■ Records shown
>> begin

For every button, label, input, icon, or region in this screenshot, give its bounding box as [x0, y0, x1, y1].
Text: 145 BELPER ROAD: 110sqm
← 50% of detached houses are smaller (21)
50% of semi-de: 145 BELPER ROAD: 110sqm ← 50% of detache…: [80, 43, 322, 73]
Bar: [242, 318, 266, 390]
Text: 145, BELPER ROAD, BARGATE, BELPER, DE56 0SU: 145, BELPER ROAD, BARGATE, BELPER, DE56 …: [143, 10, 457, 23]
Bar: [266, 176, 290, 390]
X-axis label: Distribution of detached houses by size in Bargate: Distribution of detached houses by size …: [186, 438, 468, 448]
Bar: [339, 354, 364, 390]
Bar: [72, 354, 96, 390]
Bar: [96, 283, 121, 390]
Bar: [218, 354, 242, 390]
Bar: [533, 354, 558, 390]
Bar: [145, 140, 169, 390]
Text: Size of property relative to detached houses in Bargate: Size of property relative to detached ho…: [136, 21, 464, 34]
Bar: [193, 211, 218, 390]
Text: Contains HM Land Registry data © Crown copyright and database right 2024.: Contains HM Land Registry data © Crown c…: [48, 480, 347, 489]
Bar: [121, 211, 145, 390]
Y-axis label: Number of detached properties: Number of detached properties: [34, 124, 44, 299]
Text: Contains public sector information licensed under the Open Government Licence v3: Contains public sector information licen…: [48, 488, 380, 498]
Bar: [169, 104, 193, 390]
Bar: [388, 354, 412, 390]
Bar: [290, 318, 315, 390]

>> end

■ Stated exercise
Reproduce all of the rows above, unchanged, line for line.

■ Exercise solution
For every button, label, input, icon, or region in this screenshot, give its bounding box as [x0, y0, x1, y1].
Text: 145 BELPER ROAD: 110sqm
← 50% of detached houses are smaller (21)
50% of semi-de: 145 BELPER ROAD: 110sqm ← 50% of detache…: [80, 43, 322, 73]
Bar: [242, 318, 266, 390]
Text: 145, BELPER ROAD, BARGATE, BELPER, DE56 0SU: 145, BELPER ROAD, BARGATE, BELPER, DE56 …: [143, 10, 457, 23]
Bar: [266, 176, 290, 390]
X-axis label: Distribution of detached houses by size in Bargate: Distribution of detached houses by size …: [186, 438, 468, 448]
Bar: [339, 354, 364, 390]
Bar: [72, 354, 96, 390]
Bar: [96, 283, 121, 390]
Bar: [218, 354, 242, 390]
Bar: [533, 354, 558, 390]
Bar: [145, 140, 169, 390]
Text: Size of property relative to detached houses in Bargate: Size of property relative to detached ho…: [136, 21, 464, 34]
Bar: [193, 211, 218, 390]
Text: Contains HM Land Registry data © Crown copyright and database right 2024.: Contains HM Land Registry data © Crown c…: [48, 480, 347, 489]
Bar: [121, 211, 145, 390]
Y-axis label: Number of detached properties: Number of detached properties: [34, 124, 44, 299]
Text: Contains public sector information licensed under the Open Government Licence v3: Contains public sector information licen…: [48, 488, 380, 498]
Bar: [169, 104, 193, 390]
Bar: [388, 354, 412, 390]
Bar: [290, 318, 315, 390]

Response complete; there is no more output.